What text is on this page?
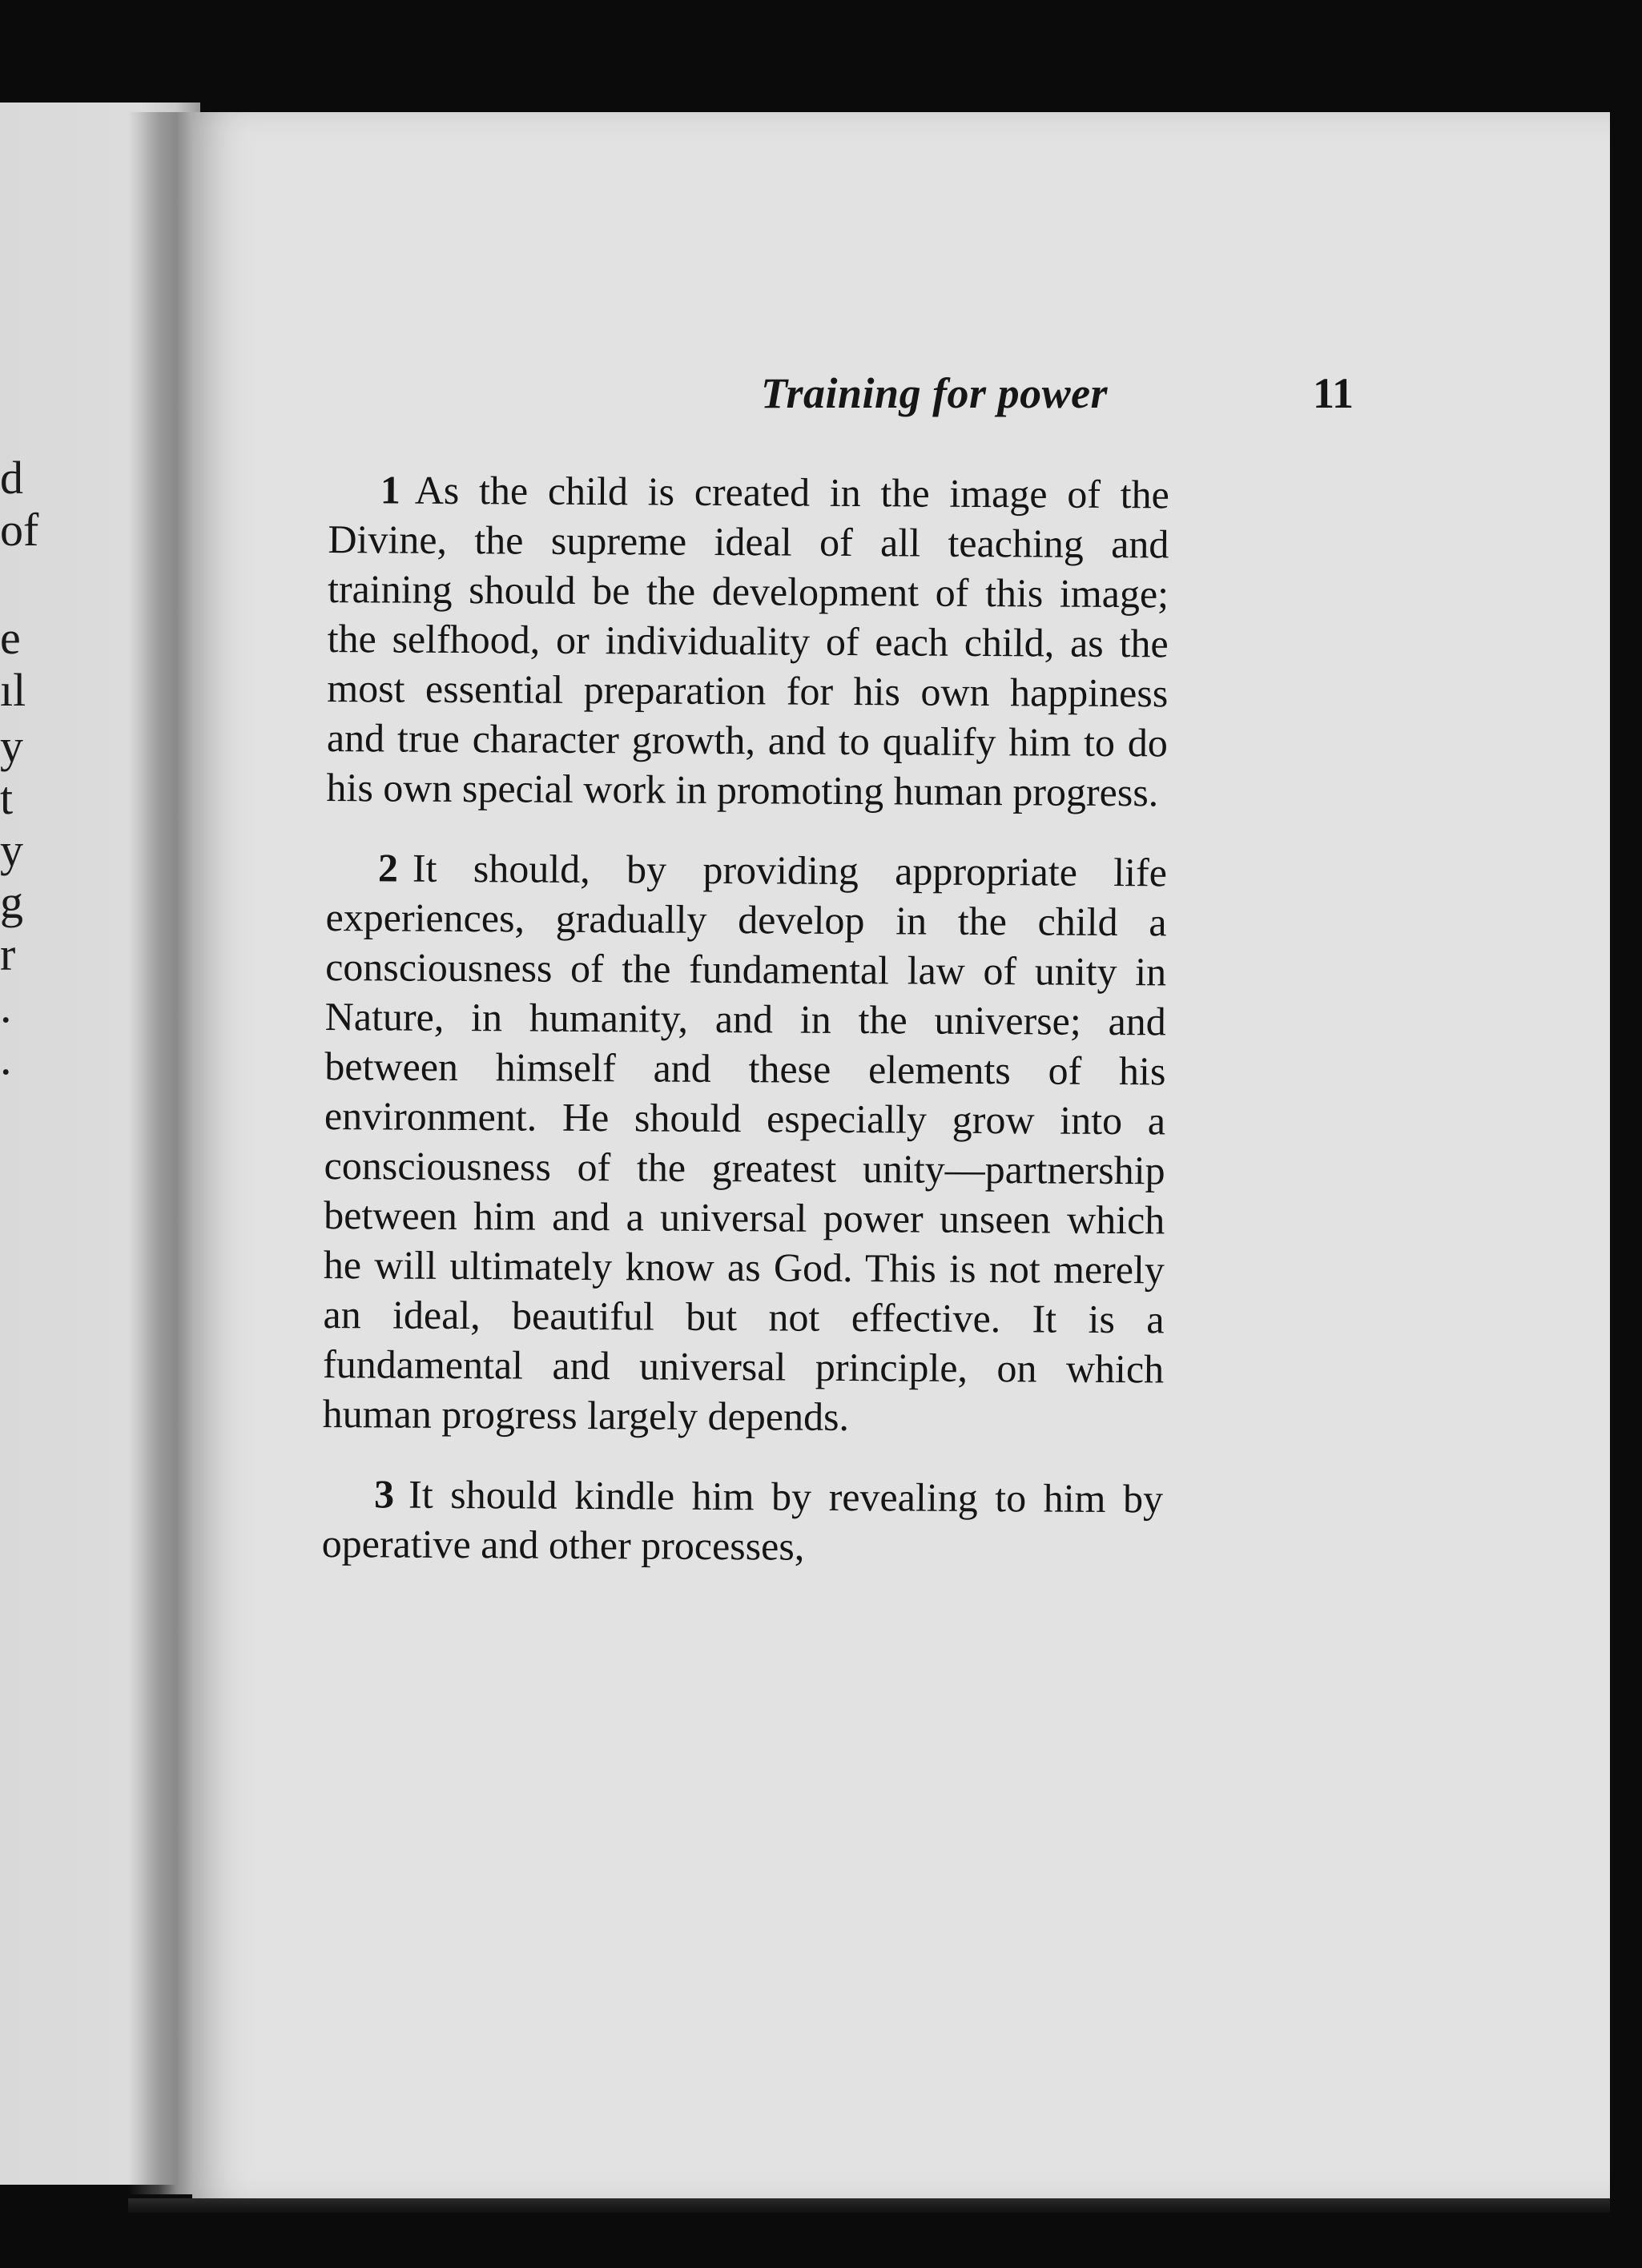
d
of
e
ıl
y
t
y
g
r
.
.
Training for power	11

1 As the child is created in the image of the Divine, the supreme ideal of all teaching and training should be the development of this image; the selfhood, or individuality of each child, as the most essential preparation for his own happiness and true character growth, and to qualify him to do his own special work in promoting human progress.

2 It should, by providing appropriate life experiences, gradually develop in the child a consciousness of the fundamental law of unity in Nature, in humanity, and in the universe; and between himself and these elements of his environment. He should especially grow into a consciousness of the greatest unity—partnership between him and a universal power unseen which he will ultimately know as God. This is not merely an ideal, beautiful but not effective. It is a fundamental and universal principle, on which human progress largely depends.

3 It should kindle him by revealing to him by operative and other processes,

_Problem description_
Reply with the number of lines in the preceding entries that contain "ideal", and no other words.

_Exercise result_
2